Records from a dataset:

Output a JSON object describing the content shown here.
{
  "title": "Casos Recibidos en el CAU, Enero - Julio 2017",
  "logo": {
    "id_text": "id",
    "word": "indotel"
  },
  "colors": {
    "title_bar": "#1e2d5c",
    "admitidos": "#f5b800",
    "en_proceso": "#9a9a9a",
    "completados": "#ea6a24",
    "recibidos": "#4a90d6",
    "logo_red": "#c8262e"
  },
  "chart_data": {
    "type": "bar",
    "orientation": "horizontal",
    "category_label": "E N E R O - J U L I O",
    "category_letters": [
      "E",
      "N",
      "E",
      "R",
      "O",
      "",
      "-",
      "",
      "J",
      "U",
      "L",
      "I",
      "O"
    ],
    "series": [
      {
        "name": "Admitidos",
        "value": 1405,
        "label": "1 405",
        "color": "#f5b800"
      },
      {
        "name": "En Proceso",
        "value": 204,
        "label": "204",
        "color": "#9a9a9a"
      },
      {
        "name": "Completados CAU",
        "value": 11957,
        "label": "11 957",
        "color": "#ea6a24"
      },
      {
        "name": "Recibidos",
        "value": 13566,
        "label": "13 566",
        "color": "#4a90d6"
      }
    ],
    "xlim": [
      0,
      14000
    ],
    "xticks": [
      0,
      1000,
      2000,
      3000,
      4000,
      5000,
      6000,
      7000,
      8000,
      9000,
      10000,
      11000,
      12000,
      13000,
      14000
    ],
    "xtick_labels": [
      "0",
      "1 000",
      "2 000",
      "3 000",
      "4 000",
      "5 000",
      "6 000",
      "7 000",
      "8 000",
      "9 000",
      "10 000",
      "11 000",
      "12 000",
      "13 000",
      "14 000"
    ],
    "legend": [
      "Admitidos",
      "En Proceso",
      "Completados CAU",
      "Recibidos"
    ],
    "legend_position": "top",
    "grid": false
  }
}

## Written instruction
Extract the complete listing above, reproducing each line exactly.

## Task solution
Output a JSON object describing the content shown here.
{
  "title": "Casos Recibidos en el CAU, Enero - Julio 2017",
  "logo": {
    "id_text": "id",
    "word": "indotel"
  },
  "colors": {
    "title_bar": "#1e2d5c",
    "admitidos": "#f5b800",
    "en_proceso": "#9a9a9a",
    "completados": "#ea6a24",
    "recibidos": "#4a90d6",
    "logo_red": "#c8262e"
  },
  "chart_data": {
    "type": "bar",
    "orientation": "horizontal",
    "category_label": "E N E R O - J U L I O",
    "category_letters": [
      "E",
      "N",
      "E",
      "R",
      "O",
      "",
      "-",
      "",
      "J",
      "U",
      "L",
      "I",
      "O"
    ],
    "series": [
      {
        "name": "Admitidos",
        "value": 1405,
        "label": "1 405",
        "color": "#f5b800"
      },
      {
        "name": "En Proceso",
        "value": 204,
        "label": "204",
        "color": "#9a9a9a"
      },
      {
        "name": "Completados CAU",
        "value": 11957,
        "label": "11 957",
        "color": "#ea6a24"
      },
      {
        "name": "Recibidos",
        "value": 13566,
        "label": "13 566",
        "color": "#4a90d6"
      }
    ],
    "xlim": [
      0,
      14000
    ],
    "xticks": [
      0,
      1000,
      2000,
      3000,
      4000,
      5000,
      6000,
      7000,
      8000,
      9000,
      10000,
      11000,
      12000,
      13000,
      14000
    ],
    "xtick_labels": [
      "0",
      "1 000",
      "2 000",
      "3 000",
      "4 000",
      "5 000",
      "6 000",
      "7 000",
      "8 000",
      "9 000",
      "10 000",
      "11 000",
      "12 000",
      "13 000",
      "14 000"
    ],
    "legend": [
      "Admitidos",
      "En Proceso",
      "Completados CAU",
      "Recibidos"
    ],
    "legend_position": "top",
    "grid": false
  }
}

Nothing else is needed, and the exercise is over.